WHAT YOU HAVE TO DO: Output every record word for word.

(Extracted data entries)
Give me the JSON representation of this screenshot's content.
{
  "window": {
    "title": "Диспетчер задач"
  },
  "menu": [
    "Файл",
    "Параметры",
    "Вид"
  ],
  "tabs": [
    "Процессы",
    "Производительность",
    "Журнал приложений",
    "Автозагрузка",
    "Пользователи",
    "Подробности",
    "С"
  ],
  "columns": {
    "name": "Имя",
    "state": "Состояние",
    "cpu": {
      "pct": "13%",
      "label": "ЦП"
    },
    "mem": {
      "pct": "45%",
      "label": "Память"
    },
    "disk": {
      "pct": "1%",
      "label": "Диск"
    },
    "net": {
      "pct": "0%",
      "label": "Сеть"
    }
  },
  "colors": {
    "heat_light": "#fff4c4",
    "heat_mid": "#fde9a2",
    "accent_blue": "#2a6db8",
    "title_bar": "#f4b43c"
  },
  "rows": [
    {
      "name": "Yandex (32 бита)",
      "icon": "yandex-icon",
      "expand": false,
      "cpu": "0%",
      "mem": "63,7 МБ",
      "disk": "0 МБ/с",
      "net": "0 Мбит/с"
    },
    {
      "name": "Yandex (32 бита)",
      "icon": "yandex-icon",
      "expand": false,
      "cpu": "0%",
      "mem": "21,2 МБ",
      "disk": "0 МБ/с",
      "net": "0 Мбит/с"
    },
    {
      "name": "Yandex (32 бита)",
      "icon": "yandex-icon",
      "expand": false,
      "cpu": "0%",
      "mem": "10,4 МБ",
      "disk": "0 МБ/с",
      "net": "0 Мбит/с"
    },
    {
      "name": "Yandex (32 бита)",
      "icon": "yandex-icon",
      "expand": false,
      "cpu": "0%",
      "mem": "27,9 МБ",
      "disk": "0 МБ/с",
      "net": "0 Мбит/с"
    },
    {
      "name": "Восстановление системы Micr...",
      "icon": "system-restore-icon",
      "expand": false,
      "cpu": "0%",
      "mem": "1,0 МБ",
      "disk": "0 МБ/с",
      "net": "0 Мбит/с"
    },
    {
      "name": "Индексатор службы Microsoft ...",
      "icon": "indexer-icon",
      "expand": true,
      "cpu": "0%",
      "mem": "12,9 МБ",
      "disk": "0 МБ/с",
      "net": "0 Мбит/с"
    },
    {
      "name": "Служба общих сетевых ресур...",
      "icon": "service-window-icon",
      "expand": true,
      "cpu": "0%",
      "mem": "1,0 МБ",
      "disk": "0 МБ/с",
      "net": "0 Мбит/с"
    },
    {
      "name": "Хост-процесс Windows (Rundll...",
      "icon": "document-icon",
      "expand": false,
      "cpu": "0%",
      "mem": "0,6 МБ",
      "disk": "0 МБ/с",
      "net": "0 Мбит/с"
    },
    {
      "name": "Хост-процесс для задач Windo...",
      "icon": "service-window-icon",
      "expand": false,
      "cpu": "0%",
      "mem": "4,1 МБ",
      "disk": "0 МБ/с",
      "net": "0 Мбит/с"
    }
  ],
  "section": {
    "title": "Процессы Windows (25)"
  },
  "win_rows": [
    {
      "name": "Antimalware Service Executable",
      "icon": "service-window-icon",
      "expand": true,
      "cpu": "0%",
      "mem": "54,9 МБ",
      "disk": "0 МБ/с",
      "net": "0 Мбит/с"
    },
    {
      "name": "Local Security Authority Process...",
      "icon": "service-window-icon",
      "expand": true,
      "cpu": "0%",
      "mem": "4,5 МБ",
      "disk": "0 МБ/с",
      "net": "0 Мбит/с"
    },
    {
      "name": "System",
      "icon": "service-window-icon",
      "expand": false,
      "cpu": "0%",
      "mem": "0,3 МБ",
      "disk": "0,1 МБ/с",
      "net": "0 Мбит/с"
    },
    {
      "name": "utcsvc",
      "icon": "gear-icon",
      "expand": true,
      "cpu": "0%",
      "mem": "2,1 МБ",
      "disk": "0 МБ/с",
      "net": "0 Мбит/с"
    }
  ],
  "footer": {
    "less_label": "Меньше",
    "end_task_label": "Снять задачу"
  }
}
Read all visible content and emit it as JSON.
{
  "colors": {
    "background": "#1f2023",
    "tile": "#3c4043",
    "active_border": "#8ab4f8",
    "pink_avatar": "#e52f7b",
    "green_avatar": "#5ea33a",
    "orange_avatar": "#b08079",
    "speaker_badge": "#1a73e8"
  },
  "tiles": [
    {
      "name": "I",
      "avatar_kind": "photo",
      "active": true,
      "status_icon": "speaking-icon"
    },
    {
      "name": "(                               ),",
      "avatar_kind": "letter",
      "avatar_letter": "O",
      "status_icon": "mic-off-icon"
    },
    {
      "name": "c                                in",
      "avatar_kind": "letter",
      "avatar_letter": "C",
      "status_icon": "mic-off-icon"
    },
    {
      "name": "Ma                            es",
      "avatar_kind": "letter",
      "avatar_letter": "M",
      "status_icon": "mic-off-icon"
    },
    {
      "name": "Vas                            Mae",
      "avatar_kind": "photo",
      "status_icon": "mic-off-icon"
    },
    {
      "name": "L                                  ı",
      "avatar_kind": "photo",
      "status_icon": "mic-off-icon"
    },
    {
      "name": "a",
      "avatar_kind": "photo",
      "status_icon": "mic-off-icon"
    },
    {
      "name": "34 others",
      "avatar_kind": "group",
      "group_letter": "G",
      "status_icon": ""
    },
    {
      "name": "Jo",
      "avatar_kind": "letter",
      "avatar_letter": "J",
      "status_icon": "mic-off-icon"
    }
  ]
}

EXERCISE ANSWER:
Give me the JSON representation of this screenshot's content.
{
  "window": {
    "title": "Диспетчер задач"
  },
  "menu": [
    "Файл",
    "Параметры",
    "Вид"
  ],
  "tabs": [
    "Процессы",
    "Производительность",
    "Журнал приложений",
    "Автозагрузка",
    "Пользователи",
    "Подробности",
    "С"
  ],
  "columns": {
    "name": "Имя",
    "state": "Состояние",
    "cpu": {
      "pct": "13%",
      "label": "ЦП"
    },
    "mem": {
      "pct": "45%",
      "label": "Память"
    },
    "disk": {
      "pct": "1%",
      "label": "Диск"
    },
    "net": {
      "pct": "0%",
      "label": "Сеть"
    }
  },
  "colors": {
    "heat_light": "#fff4c4",
    "heat_mid": "#fde9a2",
    "accent_blue": "#2a6db8",
    "title_bar": "#f4b43c"
  },
  "rows": [
    {
      "name": "Yandex (32 бита)",
      "icon": "yandex-icon",
      "expand": false,
      "cpu": "0%",
      "mem": "63,7 МБ",
      "disk": "0 МБ/с",
      "net": "0 Мбит/с"
    },
    {
      "name": "Yandex (32 бита)",
      "icon": "yandex-icon",
      "expand": false,
      "cpu": "0%",
      "mem": "21,2 МБ",
      "disk": "0 МБ/с",
      "net": "0 Мбит/с"
    },
    {
      "name": "Yandex (32 бита)",
      "icon": "yandex-icon",
      "expand": false,
      "cpu": "0%",
      "mem": "10,4 МБ",
      "disk": "0 МБ/с",
      "net": "0 Мбит/с"
    },
    {
      "name": "Yandex (32 бита)",
      "icon": "yandex-icon",
      "expand": false,
      "cpu": "0%",
      "mem": "27,9 МБ",
      "disk": "0 МБ/с",
      "net": "0 Мбит/с"
    },
    {
      "name": "Восстановление системы Micr...",
      "icon": "system-restore-icon",
      "expand": false,
      "cpu": "0%",
      "mem": "1,0 МБ",
      "disk": "0 МБ/с",
      "net": "0 Мбит/с"
    },
    {
      "name": "Индексатор службы Microsoft ...",
      "icon": "indexer-icon",
      "expand": true,
      "cpu": "0%",
      "mem": "12,9 МБ",
      "disk": "0 МБ/с",
      "net": "0 Мбит/с"
    },
    {
      "name": "Служба общих сетевых ресур...",
      "icon": "service-window-icon",
      "expand": true,
      "cpu": "0%",
      "mem": "1,0 МБ",
      "disk": "0 МБ/с",
      "net": "0 Мбит/с"
    },
    {
      "name": "Хост-процесс Windows (Rundll...",
      "icon": "document-icon",
      "expand": false,
      "cpu": "0%",
      "mem": "0,6 МБ",
      "disk": "0 МБ/с",
      "net": "0 Мбит/с"
    },
    {
      "name": "Хост-процесс для задач Windo...",
      "icon": "service-window-icon",
      "expand": false,
      "cpu": "0%",
      "mem": "4,1 МБ",
      "disk": "0 МБ/с",
      "net": "0 Мбит/с"
    }
  ],
  "section": {
    "title": "Процессы Windows (25)"
  },
  "win_rows": [
    {
      "name": "Antimalware Service Executable",
      "icon": "service-window-icon",
      "expand": true,
      "cpu": "0%",
      "mem": "54,9 МБ",
      "disk": "0 МБ/с",
      "net": "0 Мбит/с"
    },
    {
      "name": "Local Security Authority Process...",
      "icon": "service-window-icon",
      "expand": true,
      "cpu": "0%",
      "mem": "4,5 МБ",
      "disk": "0 МБ/с",
      "net": "0 Мбит/с"
    },
    {
      "name": "System",
      "icon": "service-window-icon",
      "expand": false,
      "cpu": "0%",
      "mem": "0,3 МБ",
      "disk": "0,1 МБ/с",
      "net": "0 Мбит/с"
    },
    {
      "name": "utcsvc",
      "icon": "gear-icon",
      "expand": true,
      "cpu": "0%",
      "mem": "2,1 МБ",
      "disk": "0 МБ/с",
      "net": "0 Мбит/с"
    }
  ],
  "footer": {
    "less_label": "Меньше",
    "end_task_label": "Снять задачу"
  }
}
Read all visible content and emit it as JSON.
{
  "colors": {
    "background": "#1f2023",
    "tile": "#3c4043",
    "active_border": "#8ab4f8",
    "pink_avatar": "#e52f7b",
    "green_avatar": "#5ea33a",
    "orange_avatar": "#b08079",
    "speaker_badge": "#1a73e8"
  },
  "tiles": [
    {
      "name": "I",
      "avatar_kind": "photo",
      "active": true,
      "status_icon": "speaking-icon"
    },
    {
      "name": "(                               ),",
      "avatar_kind": "letter",
      "avatar_letter": "O",
      "status_icon": "mic-off-icon"
    },
    {
      "name": "c                                in",
      "avatar_kind": "letter",
      "avatar_letter": "C",
      "status_icon": "mic-off-icon"
    },
    {
      "name": "Ma                            es",
      "avatar_kind": "letter",
      "avatar_letter": "M",
      "status_icon": "mic-off-icon"
    },
    {
      "name": "Vas                            Mae",
      "avatar_kind": "photo",
      "status_icon": "mic-off-icon"
    },
    {
      "name": "L                                  ı",
      "avatar_kind": "photo",
      "status_icon": "mic-off-icon"
    },
    {
      "name": "a",
      "avatar_kind": "photo",
      "status_icon": "mic-off-icon"
    },
    {
      "name": "34 others",
      "avatar_kind": "group",
      "group_letter": "G",
      "status_icon": ""
    },
    {
      "name": "Jo",
      "avatar_kind": "letter",
      "avatar_letter": "J",
      "status_icon": "mic-off-icon"
    }
  ]
}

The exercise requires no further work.